→ **YOUR TASK**: Copy out each line featuring the string "forget" from the entries beneath.

A run of records
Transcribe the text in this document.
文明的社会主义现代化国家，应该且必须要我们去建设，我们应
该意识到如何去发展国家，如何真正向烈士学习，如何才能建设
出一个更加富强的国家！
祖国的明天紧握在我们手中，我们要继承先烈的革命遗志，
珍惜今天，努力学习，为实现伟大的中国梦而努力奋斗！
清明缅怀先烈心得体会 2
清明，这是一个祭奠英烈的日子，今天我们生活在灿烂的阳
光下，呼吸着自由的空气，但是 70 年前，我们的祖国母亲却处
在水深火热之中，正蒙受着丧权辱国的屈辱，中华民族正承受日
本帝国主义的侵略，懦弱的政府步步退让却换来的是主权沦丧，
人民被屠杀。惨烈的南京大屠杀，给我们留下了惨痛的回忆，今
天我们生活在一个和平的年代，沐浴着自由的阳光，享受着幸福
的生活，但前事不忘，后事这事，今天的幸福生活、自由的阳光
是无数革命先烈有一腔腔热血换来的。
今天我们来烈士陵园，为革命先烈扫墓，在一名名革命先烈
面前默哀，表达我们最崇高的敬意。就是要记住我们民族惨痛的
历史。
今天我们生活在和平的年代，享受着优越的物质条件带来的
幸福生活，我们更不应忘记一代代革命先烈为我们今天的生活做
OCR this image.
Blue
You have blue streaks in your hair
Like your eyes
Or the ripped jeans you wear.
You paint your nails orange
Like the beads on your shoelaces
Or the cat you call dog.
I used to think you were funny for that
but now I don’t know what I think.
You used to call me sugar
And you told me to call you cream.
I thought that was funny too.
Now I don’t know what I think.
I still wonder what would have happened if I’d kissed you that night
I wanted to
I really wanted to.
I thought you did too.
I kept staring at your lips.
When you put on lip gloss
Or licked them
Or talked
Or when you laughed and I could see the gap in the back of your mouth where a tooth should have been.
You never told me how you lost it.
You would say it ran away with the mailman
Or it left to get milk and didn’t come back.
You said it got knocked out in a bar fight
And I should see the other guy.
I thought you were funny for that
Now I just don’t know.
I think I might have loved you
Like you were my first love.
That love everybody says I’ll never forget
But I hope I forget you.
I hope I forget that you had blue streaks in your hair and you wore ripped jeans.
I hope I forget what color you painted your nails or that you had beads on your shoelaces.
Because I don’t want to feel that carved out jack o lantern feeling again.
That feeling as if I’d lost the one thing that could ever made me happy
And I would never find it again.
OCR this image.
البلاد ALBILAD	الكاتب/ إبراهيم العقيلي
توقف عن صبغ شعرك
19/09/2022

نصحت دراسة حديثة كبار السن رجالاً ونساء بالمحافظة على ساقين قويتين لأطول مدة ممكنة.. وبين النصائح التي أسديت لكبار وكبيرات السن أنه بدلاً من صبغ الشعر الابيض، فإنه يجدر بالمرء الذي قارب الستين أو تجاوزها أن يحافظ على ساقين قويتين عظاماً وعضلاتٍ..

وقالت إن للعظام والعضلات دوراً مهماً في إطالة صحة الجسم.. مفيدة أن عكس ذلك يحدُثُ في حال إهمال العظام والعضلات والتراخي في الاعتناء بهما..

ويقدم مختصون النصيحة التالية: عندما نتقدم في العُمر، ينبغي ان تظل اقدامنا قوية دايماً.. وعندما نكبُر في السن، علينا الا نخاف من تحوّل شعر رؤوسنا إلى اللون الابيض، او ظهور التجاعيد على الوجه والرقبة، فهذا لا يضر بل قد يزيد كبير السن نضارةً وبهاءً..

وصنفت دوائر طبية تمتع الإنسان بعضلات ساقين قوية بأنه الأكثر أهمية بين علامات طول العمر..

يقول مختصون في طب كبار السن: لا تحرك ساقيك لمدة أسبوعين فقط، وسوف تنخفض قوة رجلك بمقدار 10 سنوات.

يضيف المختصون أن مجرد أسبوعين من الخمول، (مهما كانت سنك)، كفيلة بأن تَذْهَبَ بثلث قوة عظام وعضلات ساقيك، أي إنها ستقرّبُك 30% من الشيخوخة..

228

→ **ANSWER FOR THIS EXERCISE**:
That love everybody says I’ll never forget
But I hope I forget you.
I hope I forget that you had blue streaks in your hair and you wore ripped jeans.
I hope I forget what color you painted your nails or that you had beads on your shoelaces.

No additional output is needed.